What the task asks - Reproduce every entry that follows word for word, but omit the images.

Material to process -
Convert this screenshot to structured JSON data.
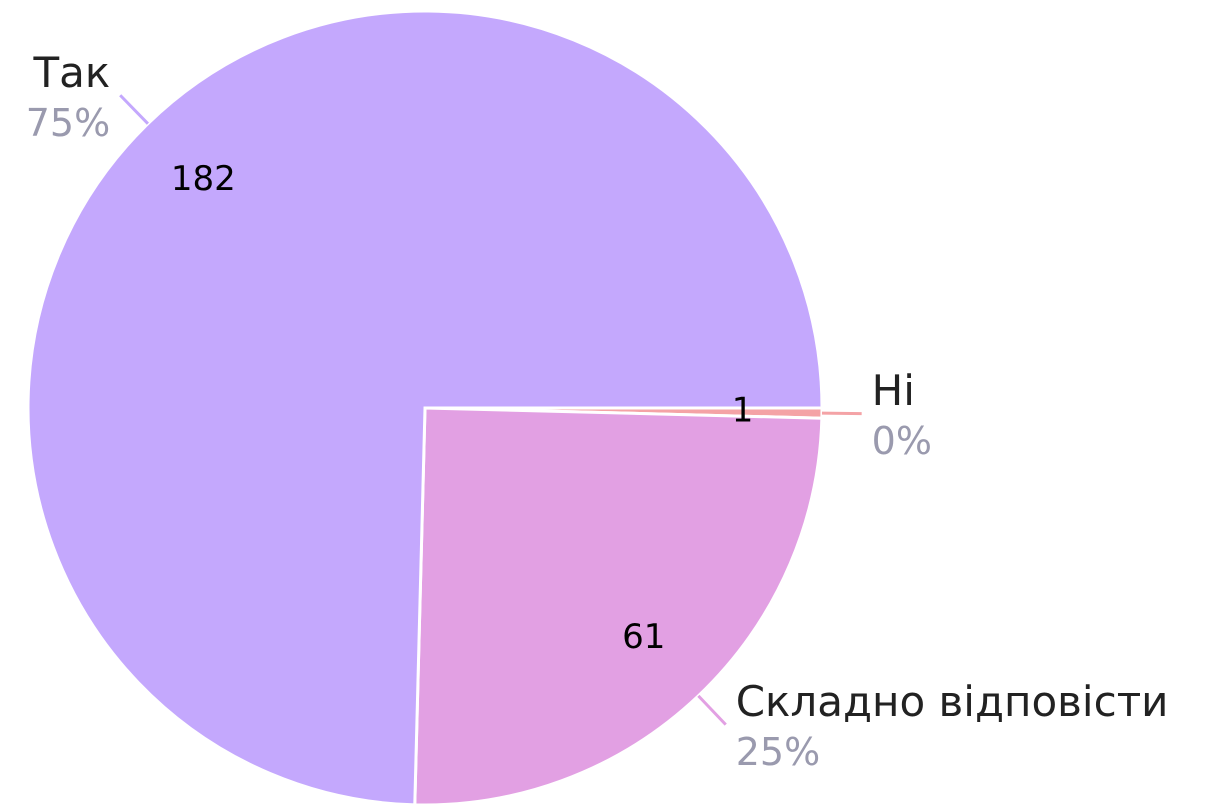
{
  "chart_data": {
    "type": "pie",
    "categories": [
      "Ні",
      "Складно відповісти",
      "Так"
    ],
    "values": [
      1,
      61,
      182
    ],
    "percent_labels": [
      "0%",
      "25%",
      "75%"
    ],
    "colors": [
      "#f4a3a6",
      "#e2a0e3",
      "#c4a8fd"
    ]
  }
}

Solution -
Convert this screenshot to structured JSON data.
{
  "chart_data": {
    "type": "pie",
    "categories": [
      "Ні",
      "Складно відповісти",
      "Так"
    ],
    "values": [
      1,
      61,
      182
    ],
    "percent_labels": [
      "0%",
      "25%",
      "75%"
    ],
    "colors": [
      "#f4a3a6",
      "#e2a0e3",
      "#c4a8fd"
    ]
  }
}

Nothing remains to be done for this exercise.